Raw records
__________________________________________________

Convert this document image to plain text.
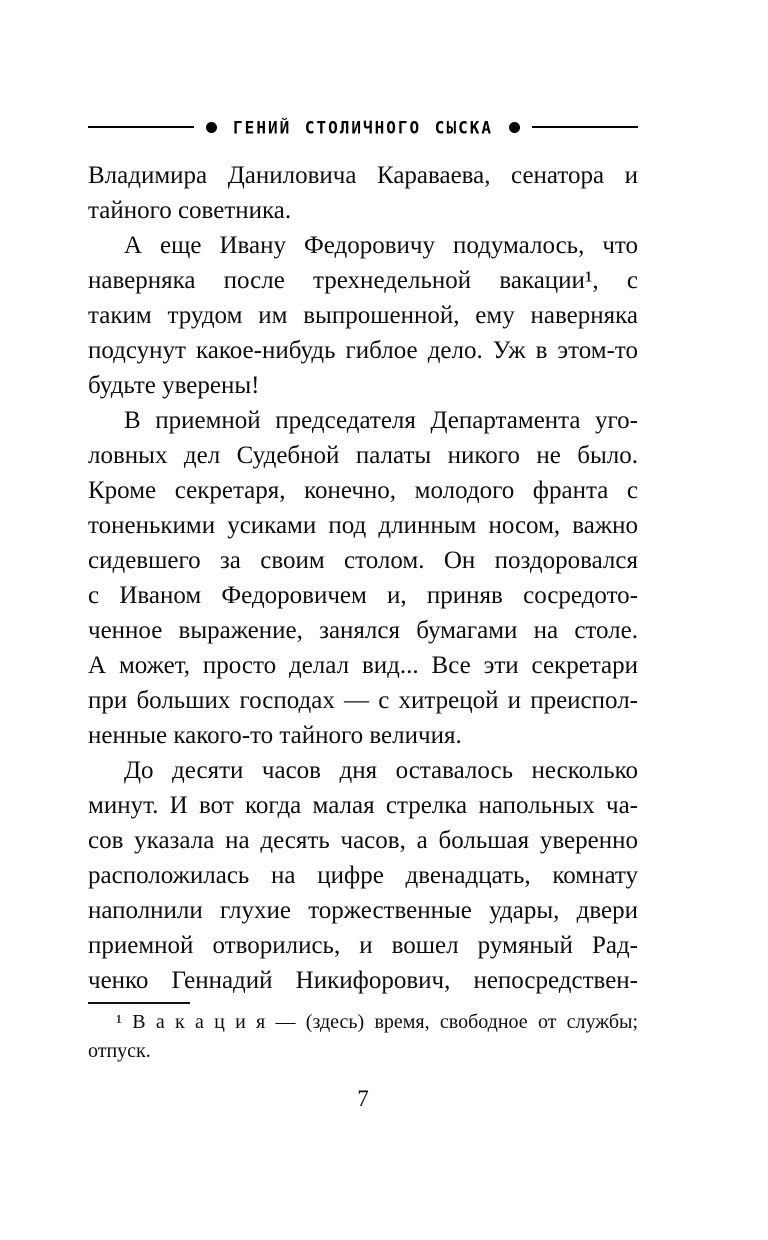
ГЕНИЙ СТОЛИЧНОГО СЫСКА
Владимира Даниловича Караваева, сенатора и
тайного советника.
А еще Ивану Федоровичу подумалось, что
наверняка после трехнедельной вакации¹, с
таким трудом им выпрошенной, ему наверняка
подсунут какое-нибудь гиблое дело. Уж в этом-то
будьте уверены!
В приемной председателя Департамента уго-
ловных дел Судебной палаты никого не было.
Кроме секретаря, конечно, молодого франта с
тоненькими усиками под длинным носом, важно
сидевшего за своим столом. Он поздоровался
с Иваном Федоровичем и, приняв сосредото-
ченное выражение, занялся бумагами на столе.
А может, просто делал вид... Все эти секретари
при больших господах — с хитрецой и преиспол-
ненные какого-то тайного величия.
До десяти часов дня оставалось несколько
минут. И вот когда малая стрелка напольных ча-
сов указала на десять часов, а большая уверенно
расположилась на цифре двенадцать, комнату
наполнили глухие торжественные удары, двери
приемной отворились, и вошел румяный Рад-
ченко Геннадий Никифорович, непосредствен-
¹ В а к а ц и я — (здесь) время, свободное от службы;
отпуск.
7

__________________________________________________

### [EXERCISE DIRECTIONS]
Transcribe all the data word for word; the images stay out.

### [RESPONSE]
Convert this document image to plain text.
ГЕНИЙ СТОЛИЧНОГО СЫСКА
Владимира Даниловича Караваева, сенатора и
тайного советника.
А еще Ивану Федоровичу подумалось, что
наверняка после трехнедельной вакации¹, с
таким трудом им выпрошенной, ему наверняка
подсунут какое-нибудь гиблое дело. Уж в этом-то
будьте уверены!
В приемной председателя Департамента уго-
ловных дел Судебной палаты никого не было.
Кроме секретаря, конечно, молодого франта с
тоненькими усиками под длинным носом, важно
сидевшего за своим столом. Он поздоровался
с Иваном Федоровичем и, приняв сосредото-
ченное выражение, занялся бумагами на столе.
А может, просто делал вид... Все эти секретари
при больших господах — с хитрецой и преиспол-
ненные какого-то тайного величия.
До десяти часов дня оставалось несколько
минут. И вот когда малая стрелка напольных ча-
сов указала на десять часов, а большая уверенно
расположилась на цифре двенадцать, комнату
наполнили глухие торжественные удары, двери
приемной отворились, и вошел румяный Рад-
ченко Геннадий Никифорович, непосредствен-
¹ В а к а ц и я — (здесь) время, свободное от службы;
отпуск.
7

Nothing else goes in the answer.